## TEXTO
============================================================
PILARES: CRÔNICA DE UM BAIRRO DE PASSAGEM

Pilares é um bairro de passagem. Incrustado entre Abolição, Encantado, Piedade e Engenho de Dentro. Pilares não tem jornal de bairro, não aparece nas colunas diárias nem nos noticiários de TV. Não é citado em novelas, nem em crônicas, nem na História. É pior do que o Largo do Machado que, pelo menos, fica na zona sul. Pilares fica na zona norte. Nem sua estação de trem tinha originalmente o nome do bairro, antes era Cintra Vidal. Pilares é um bairro invisível. “Você mora aonde mesmo?”; “Pilares, perto do Méier”; “Ah! Méier eu conheço”. Porém Pilares não fica perto do Méier. Mas é assim que os “pilarenses” se viram ao preencherem um cadastro de cartão de crédito ou no bate-papo na hora do almoço.
============================================================
## DADOS FORNECIDOS
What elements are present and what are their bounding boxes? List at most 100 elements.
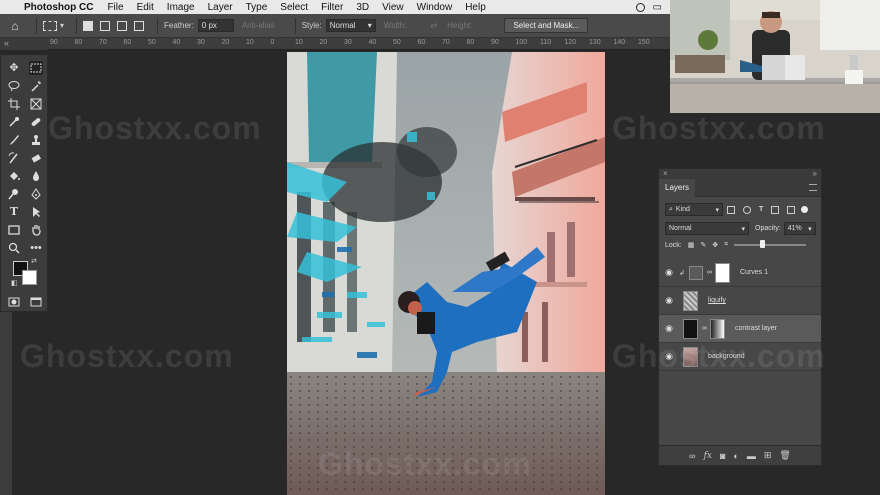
============================================================
## TAREFAS
1. Indique se cada afirmação abaixo está de acordo com a crônica sobre Pilares, respondendo sim ou não e citando literalmente o trecho decisivo: (a) Pilares fica na zona sul. (b) A estação de trem de Pilares se chamava originalmente Cintra Vidal. (c) Pilares tem um jornal de bairro.
2. Prossiga a crônica sobre Pilares a partir do ponto em que ela termina.

## RESPOSTAS
1.
(a) Não: "Pilares fica na zona norte."
(b) Sim: "Nem sua estação de trem tinha originalmente o nome do bairro, antes era Cintra Vidal."
(c) Não: "Pilares não tem jornal de bairro"

2.
                Injustiça! Pilares é um dos bairros mais aprazíveis da zona norte. Se não falam mal  nem bem é porque é bom de morar. Excelente! Seus supermercados, bancos, lojas, lanchonetes. Tem uma vizinhança amigável, uma comunidade católica tradicional, escolas públicas e particulares e uma escola de samba. É! Tem uma escola de samba. Grêmio Recreativo Escola de Samba Caprichosos de Pilares. A expressão máxima da cultura popular!
Geralmente escreve-se sobre a origem dos personagens, das instituições, dos monumentos. Piedade está na História como o bairro da trágica morte de Euclides da Cunha e a cantora Aracy de Almeida era conhecida como a “Dama do Encantado”. Mas, remando contra a maré, atrevo-me a escrever sobre a origem do esquecimento. Por que um bairro com um baixo índice de violência, uma rua dedicada ao comércio, berço de funcionários públicos foi condenado ao limbo. Está aí o desafio.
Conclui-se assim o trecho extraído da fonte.